Short problem: Which lines in the records below contain the word "Obniżenie"? Copy each of them.

Dataset records:
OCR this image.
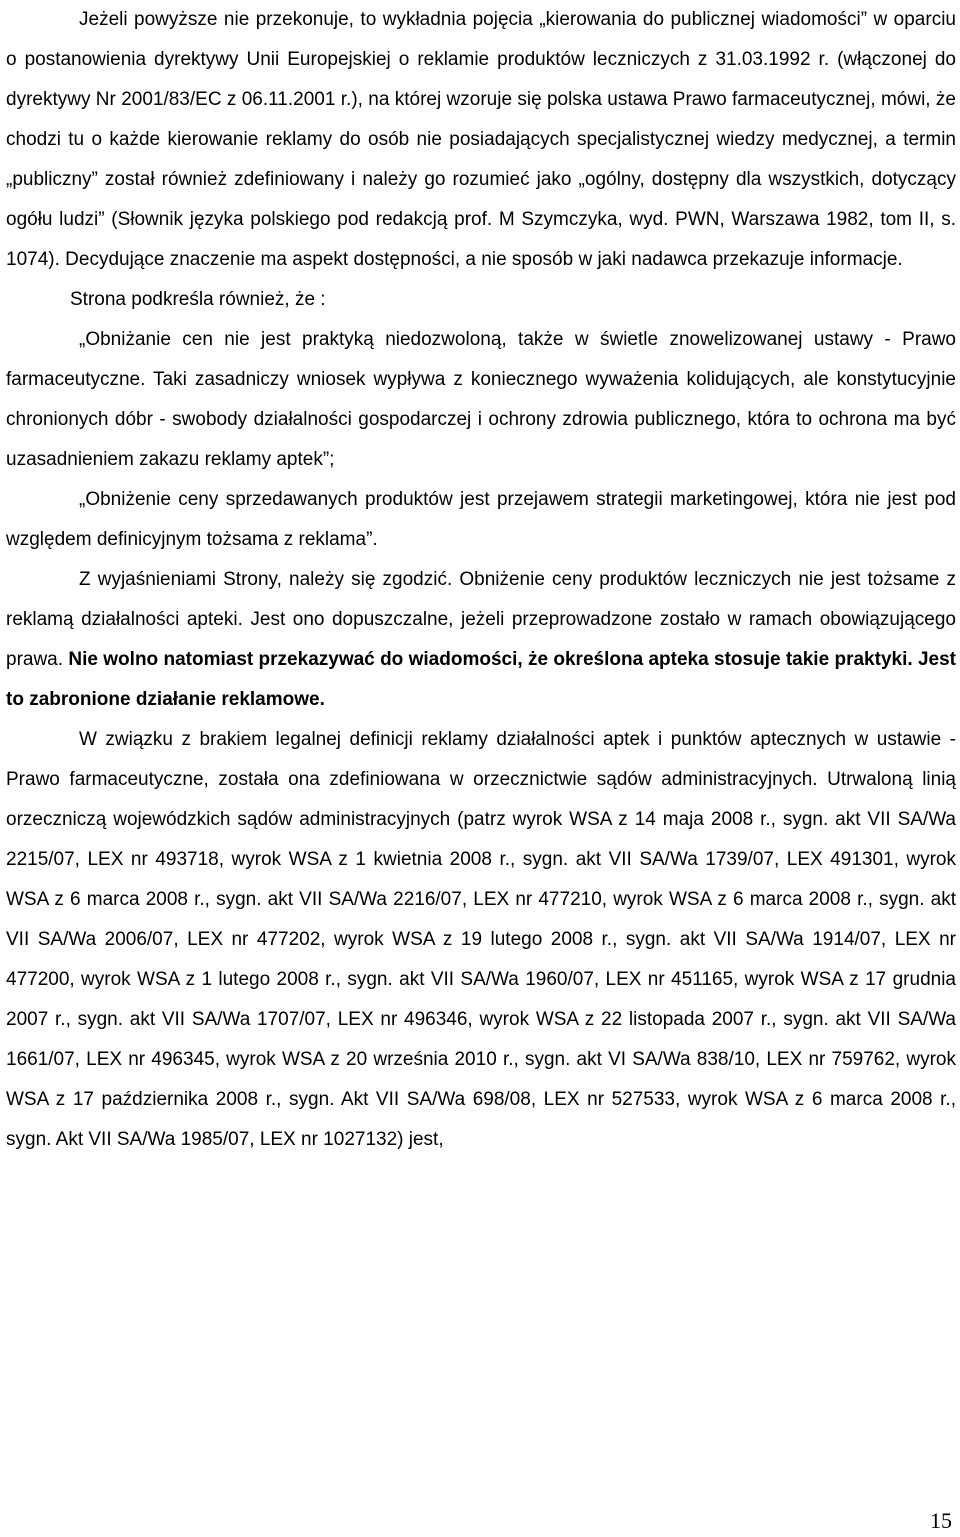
Jeżeli powyższe nie przekonuje, to wykładnia pojęcia „kierowania do publicznej wiadomości” w oparciu o postanowienia dyrektywy Unii Europejskiej o reklamie produktów leczniczych z 31.03.1992 r. (włączonej do dyrektywy Nr 2001/83/EC z 06.11.2001 r.), na której wzoruje się polska ustawa Prawo farmaceutycznej, mówi, że chodzi tu o każde kierowanie reklamy do osób nie posiadających specjalistycznej wiedzy medycznej, a termin „publiczny” został również zdefiniowany i należy go rozumieć jako „ogólny, dostępny dla wszystkich, dotyczący ogółu ludzi” (Słownik języka polskiego pod redakcją prof. M Szymczyka, wyd. PWN, Warszawa 1982, tom II, s. 1074). Decydujące znaczenie ma aspekt dostępności, a nie sposób w jaki nadawca przekazuje informacje.

Strona podkreśla również, że :

„Obniżanie cen nie jest praktyką niedozwoloną, także w świetle znowelizowanej ustawy - Prawo farmaceutyczne. Taki zasadniczy wniosek wypływa z koniecznego wyważenia kolidujących, ale konstytucyjnie chronionych dóbr - swobody działalności gospodarczej i ochrony zdrowia publicznego, która to ochrona ma być uzasadnieniem zakazu reklamy aptek”;

„Obniżenie ceny sprzedawanych produktów jest przejawem strategii marketingowej, która nie jest pod względem definicyjnym tożsama z reklama”.

Z wyjaśnieniami Strony, należy się zgodzić. Obniżenie ceny produktów leczniczych nie jest tożsame z reklamą działalności apteki. Jest ono dopuszczalne, jeżeli przeprowadzone zostało w ramach obowiązującego prawa. Nie wolno natomiast przekazywać do wiadomości, że określona apteka stosuje takie praktyki. Jest to zabronione działanie reklamowe.

W związku z brakiem legalnej definicji reklamy działalności aptek i punktów aptecznych w ustawie - Prawo farmaceutyczne, została ona zdefiniowana w orzecznictwie sądów administracyjnych. Utrwaloną linią orzeczniczą wojewódzkich sądów administracyjnych (patrz wyrok WSA z 14 maja 2008 r., sygn. akt VII SA/Wa 2215/07, LEX nr 493718, wyrok WSA z 1 kwietnia 2008 r., sygn. akt VII SA/Wa 1739/07, LEX 491301, wyrok WSA z 6 marca 2008 r., sygn. akt VII SA/Wa 2216/07, LEX nr 477210, wyrok WSA z 6 marca 2008 r., sygn. akt VII SA/Wa 2006/07, LEX nr 477202, wyrok WSA z 19 lutego 2008 r., sygn. akt VII SA/Wa 1914/07, LEX nr 477200, wyrok WSA z 1 lutego 2008 r., sygn. akt VII SA/Wa 1960/07, LEX nr 451165, wyrok WSA z 17 grudnia 2007 r., sygn. akt VII SA/Wa 1707/07, LEX nr 496346, wyrok WSA z 22 listopada 2007 r., sygn. akt VII SA/Wa 1661/07, LEX nr 496345, wyrok WSA z 20 września 2010 r., sygn. akt VI SA/Wa 838/10, LEX nr 759762, wyrok WSA z 17 października 2008 r., sygn. Akt VII SA/Wa 698/08, LEX nr 527533, wyrok WSA z 6 marca 2008 r., sygn. Akt VII SA/Wa 1985/07, LEX nr 1027132) jest,

15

Reply:
„Obniżenie ceny sprzedawanych produktów jest przejawem strategii marketingowej, która nie jest pod względem definicyjnym tożsama z reklama”.
Z wyjaśnieniami Strony, należy się zgodzić. Obniżenie ceny produktów leczniczych nie jest tożsame z reklamą działalności apteki. Jest ono dopuszczalne, jeżeli przeprowadzone zostało w ramach obowiązującego prawa. Nie wolno natomiast przekazywać do wiadomości, że określona apteka stosuje takie praktyki. Jest to zabronione działanie reklamowe.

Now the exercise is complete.